Dataset items
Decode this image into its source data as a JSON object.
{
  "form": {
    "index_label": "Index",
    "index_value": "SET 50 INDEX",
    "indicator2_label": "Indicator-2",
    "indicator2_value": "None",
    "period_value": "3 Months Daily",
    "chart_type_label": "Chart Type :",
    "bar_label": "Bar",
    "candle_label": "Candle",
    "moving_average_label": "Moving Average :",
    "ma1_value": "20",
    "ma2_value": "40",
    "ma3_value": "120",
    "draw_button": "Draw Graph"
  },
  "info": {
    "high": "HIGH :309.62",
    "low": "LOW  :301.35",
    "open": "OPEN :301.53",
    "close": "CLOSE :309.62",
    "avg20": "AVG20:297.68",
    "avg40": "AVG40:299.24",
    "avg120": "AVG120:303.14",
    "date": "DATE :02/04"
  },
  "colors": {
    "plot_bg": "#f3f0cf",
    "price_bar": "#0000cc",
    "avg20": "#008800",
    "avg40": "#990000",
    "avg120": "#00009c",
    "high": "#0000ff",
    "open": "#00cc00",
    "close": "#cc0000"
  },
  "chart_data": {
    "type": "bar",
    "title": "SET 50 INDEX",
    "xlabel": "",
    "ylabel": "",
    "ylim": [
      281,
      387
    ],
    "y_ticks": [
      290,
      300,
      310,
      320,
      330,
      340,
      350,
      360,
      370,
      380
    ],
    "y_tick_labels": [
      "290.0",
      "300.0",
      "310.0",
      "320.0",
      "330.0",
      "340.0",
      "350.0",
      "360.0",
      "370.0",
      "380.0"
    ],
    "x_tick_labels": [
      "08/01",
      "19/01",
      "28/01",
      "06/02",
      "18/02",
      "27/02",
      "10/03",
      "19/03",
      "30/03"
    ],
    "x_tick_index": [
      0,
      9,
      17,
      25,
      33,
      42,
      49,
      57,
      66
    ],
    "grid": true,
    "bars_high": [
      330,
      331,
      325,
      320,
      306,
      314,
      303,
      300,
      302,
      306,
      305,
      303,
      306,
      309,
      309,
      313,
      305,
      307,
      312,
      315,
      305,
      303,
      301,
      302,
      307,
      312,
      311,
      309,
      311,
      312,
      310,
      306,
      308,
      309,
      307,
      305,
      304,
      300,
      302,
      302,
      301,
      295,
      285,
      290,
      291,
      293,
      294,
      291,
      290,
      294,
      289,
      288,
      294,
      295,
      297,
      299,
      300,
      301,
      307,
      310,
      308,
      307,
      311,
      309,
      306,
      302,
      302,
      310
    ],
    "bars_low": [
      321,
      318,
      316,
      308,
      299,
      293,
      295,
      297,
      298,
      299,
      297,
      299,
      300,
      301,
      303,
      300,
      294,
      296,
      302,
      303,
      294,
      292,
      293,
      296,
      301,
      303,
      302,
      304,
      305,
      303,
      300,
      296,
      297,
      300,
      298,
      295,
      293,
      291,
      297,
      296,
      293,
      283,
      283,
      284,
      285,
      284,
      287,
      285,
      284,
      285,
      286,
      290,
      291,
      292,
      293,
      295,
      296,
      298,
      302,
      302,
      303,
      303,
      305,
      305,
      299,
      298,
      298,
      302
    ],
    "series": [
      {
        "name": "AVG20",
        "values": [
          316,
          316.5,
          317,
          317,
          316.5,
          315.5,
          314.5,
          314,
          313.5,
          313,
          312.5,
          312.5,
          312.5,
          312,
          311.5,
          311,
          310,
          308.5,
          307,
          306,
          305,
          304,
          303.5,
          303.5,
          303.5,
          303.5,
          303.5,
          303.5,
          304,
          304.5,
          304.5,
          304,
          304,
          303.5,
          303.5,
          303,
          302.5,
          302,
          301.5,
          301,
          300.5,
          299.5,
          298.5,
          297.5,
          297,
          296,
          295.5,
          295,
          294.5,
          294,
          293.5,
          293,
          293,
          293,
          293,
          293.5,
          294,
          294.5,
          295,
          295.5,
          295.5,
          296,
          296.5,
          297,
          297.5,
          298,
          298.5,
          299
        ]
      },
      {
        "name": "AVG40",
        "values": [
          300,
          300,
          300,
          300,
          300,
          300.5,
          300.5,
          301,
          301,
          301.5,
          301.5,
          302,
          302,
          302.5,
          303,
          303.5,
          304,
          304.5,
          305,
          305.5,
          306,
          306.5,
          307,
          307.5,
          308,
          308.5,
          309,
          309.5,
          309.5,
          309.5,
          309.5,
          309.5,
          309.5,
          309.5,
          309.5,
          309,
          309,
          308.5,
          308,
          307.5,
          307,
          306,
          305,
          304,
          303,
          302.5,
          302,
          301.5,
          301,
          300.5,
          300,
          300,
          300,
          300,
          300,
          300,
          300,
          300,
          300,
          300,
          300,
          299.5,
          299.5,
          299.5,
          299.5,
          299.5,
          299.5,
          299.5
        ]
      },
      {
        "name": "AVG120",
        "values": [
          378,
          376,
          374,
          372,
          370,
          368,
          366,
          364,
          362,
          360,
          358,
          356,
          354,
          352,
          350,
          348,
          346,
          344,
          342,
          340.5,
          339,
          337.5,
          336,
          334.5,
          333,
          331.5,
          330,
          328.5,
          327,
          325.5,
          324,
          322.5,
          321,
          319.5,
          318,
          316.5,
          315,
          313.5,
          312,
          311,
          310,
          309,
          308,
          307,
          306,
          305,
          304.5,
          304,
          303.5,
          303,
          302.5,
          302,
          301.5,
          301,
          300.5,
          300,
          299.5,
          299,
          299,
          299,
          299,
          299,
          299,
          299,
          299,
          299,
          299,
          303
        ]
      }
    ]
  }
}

Problem description: Give a word-for-word copy of the records.

Exercise answer:
Decode this image into its source data as a JSON object.
{
  "form": {
    "index_label": "Index",
    "index_value": "SET 50 INDEX",
    "indicator2_label": "Indicator-2",
    "indicator2_value": "None",
    "period_value": "3 Months Daily",
    "chart_type_label": "Chart Type :",
    "bar_label": "Bar",
    "candle_label": "Candle",
    "moving_average_label": "Moving Average :",
    "ma1_value": "20",
    "ma2_value": "40",
    "ma3_value": "120",
    "draw_button": "Draw Graph"
  },
  "info": {
    "high": "HIGH :309.62",
    "low": "LOW  :301.35",
    "open": "OPEN :301.53",
    "close": "CLOSE :309.62",
    "avg20": "AVG20:297.68",
    "avg40": "AVG40:299.24",
    "avg120": "AVG120:303.14",
    "date": "DATE :02/04"
  },
  "colors": {
    "plot_bg": "#f3f0cf",
    "price_bar": "#0000cc",
    "avg20": "#008800",
    "avg40": "#990000",
    "avg120": "#00009c",
    "high": "#0000ff",
    "open": "#00cc00",
    "close": "#cc0000"
  },
  "chart_data": {
    "type": "bar",
    "title": "SET 50 INDEX",
    "xlabel": "",
    "ylabel": "",
    "ylim": [
      281,
      387
    ],
    "y_ticks": [
      290,
      300,
      310,
      320,
      330,
      340,
      350,
      360,
      370,
      380
    ],
    "y_tick_labels": [
      "290.0",
      "300.0",
      "310.0",
      "320.0",
      "330.0",
      "340.0",
      "350.0",
      "360.0",
      "370.0",
      "380.0"
    ],
    "x_tick_labels": [
      "08/01",
      "19/01",
      "28/01",
      "06/02",
      "18/02",
      "27/02",
      "10/03",
      "19/03",
      "30/03"
    ],
    "x_tick_index": [
      0,
      9,
      17,
      25,
      33,
      42,
      49,
      57,
      66
    ],
    "grid": true,
    "bars_high": [
      330,
      331,
      325,
      320,
      306,
      314,
      303,
      300,
      302,
      306,
      305,
      303,
      306,
      309,
      309,
      313,
      305,
      307,
      312,
      315,
      305,
      303,
      301,
      302,
      307,
      312,
      311,
      309,
      311,
      312,
      310,
      306,
      308,
      309,
      307,
      305,
      304,
      300,
      302,
      302,
      301,
      295,
      285,
      290,
      291,
      293,
      294,
      291,
      290,
      294,
      289,
      288,
      294,
      295,
      297,
      299,
      300,
      301,
      307,
      310,
      308,
      307,
      311,
      309,
      306,
      302,
      302,
      310
    ],
    "bars_low": [
      321,
      318,
      316,
      308,
      299,
      293,
      295,
      297,
      298,
      299,
      297,
      299,
      300,
      301,
      303,
      300,
      294,
      296,
      302,
      303,
      294,
      292,
      293,
      296,
      301,
      303,
      302,
      304,
      305,
      303,
      300,
      296,
      297,
      300,
      298,
      295,
      293,
      291,
      297,
      296,
      293,
      283,
      283,
      284,
      285,
      284,
      287,
      285,
      284,
      285,
      286,
      290,
      291,
      292,
      293,
      295,
      296,
      298,
      302,
      302,
      303,
      303,
      305,
      305,
      299,
      298,
      298,
      302
    ],
    "series": [
      {
        "name": "AVG20",
        "values": [
          316,
          316.5,
          317,
          317,
          316.5,
          315.5,
          314.5,
          314,
          313.5,
          313,
          312.5,
          312.5,
          312.5,
          312,
          311.5,
          311,
          310,
          308.5,
          307,
          306,
          305,
          304,
          303.5,
          303.5,
          303.5,
          303.5,
          303.5,
          303.5,
          304,
          304.5,
          304.5,
          304,
          304,
          303.5,
          303.5,
          303,
          302.5,
          302,
          301.5,
          301,
          300.5,
          299.5,
          298.5,
          297.5,
          297,
          296,
          295.5,
          295,
          294.5,
          294,
          293.5,
          293,
          293,
          293,
          293,
          293.5,
          294,
          294.5,
          295,
          295.5,
          295.5,
          296,
          296.5,
          297,
          297.5,
          298,
          298.5,
          299
        ]
      },
      {
        "name": "AVG40",
        "values": [
          300,
          300,
          300,
          300,
          300,
          300.5,
          300.5,
          301,
          301,
          301.5,
          301.5,
          302,
          302,
          302.5,
          303,
          303.5,
          304,
          304.5,
          305,
          305.5,
          306,
          306.5,
          307,
          307.5,
          308,
          308.5,
          309,
          309.5,
          309.5,
          309.5,
          309.5,
          309.5,
          309.5,
          309.5,
          309.5,
          309,
          309,
          308.5,
          308,
          307.5,
          307,
          306,
          305,
          304,
          303,
          302.5,
          302,
          301.5,
          301,
          300.5,
          300,
          300,
          300,
          300,
          300,
          300,
          300,
          300,
          300,
          300,
          300,
          299.5,
          299.5,
          299.5,
          299.5,
          299.5,
          299.5,
          299.5
        ]
      },
      {
        "name": "AVG120",
        "values": [
          378,
          376,
          374,
          372,
          370,
          368,
          366,
          364,
          362,
          360,
          358,
          356,
          354,
          352,
          350,
          348,
          346,
          344,
          342,
          340.5,
          339,
          337.5,
          336,
          334.5,
          333,
          331.5,
          330,
          328.5,
          327,
          325.5,
          324,
          322.5,
          321,
          319.5,
          318,
          316.5,
          315,
          313.5,
          312,
          311,
          310,
          309,
          308,
          307,
          306,
          305,
          304.5,
          304,
          303.5,
          303,
          302.5,
          302,
          301.5,
          301,
          300.5,
          300,
          299.5,
          299,
          299,
          299,
          299,
          299,
          299,
          299,
          299,
          299,
          299,
          303
        ]
      }
    ]
  }
}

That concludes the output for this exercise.